RECORDS TO USE
********************

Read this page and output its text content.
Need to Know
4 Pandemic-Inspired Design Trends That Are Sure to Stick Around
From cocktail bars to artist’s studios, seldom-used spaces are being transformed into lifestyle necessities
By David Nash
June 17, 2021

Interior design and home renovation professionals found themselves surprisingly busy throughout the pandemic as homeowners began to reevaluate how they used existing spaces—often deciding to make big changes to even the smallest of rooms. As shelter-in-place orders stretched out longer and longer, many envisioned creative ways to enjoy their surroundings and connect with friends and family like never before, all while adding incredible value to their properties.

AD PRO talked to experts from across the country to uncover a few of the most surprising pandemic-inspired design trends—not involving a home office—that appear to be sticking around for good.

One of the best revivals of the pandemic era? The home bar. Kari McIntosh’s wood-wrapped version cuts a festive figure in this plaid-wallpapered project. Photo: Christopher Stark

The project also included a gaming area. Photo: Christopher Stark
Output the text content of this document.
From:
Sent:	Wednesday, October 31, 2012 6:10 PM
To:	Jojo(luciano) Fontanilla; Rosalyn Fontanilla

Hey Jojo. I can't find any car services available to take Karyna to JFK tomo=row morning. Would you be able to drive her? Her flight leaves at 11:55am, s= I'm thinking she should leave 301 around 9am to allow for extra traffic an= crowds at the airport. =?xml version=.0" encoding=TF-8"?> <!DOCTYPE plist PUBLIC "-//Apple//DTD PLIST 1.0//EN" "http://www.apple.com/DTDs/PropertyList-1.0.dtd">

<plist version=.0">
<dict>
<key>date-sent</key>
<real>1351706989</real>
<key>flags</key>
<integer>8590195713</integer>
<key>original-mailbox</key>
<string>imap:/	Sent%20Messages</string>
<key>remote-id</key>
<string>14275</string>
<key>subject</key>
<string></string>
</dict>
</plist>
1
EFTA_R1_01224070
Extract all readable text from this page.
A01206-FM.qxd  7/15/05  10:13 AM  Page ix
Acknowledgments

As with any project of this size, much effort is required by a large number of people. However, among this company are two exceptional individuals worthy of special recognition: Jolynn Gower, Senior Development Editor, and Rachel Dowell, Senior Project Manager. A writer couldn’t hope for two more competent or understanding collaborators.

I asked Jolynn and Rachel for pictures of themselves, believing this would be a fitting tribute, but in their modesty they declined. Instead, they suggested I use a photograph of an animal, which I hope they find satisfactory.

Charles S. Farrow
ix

********************

DO THIS
In the material above, find the lines that contain "text" and show them.

RESULT
Read this page and output its text content.
Output the text content of this document.
Extract all readable text from this page.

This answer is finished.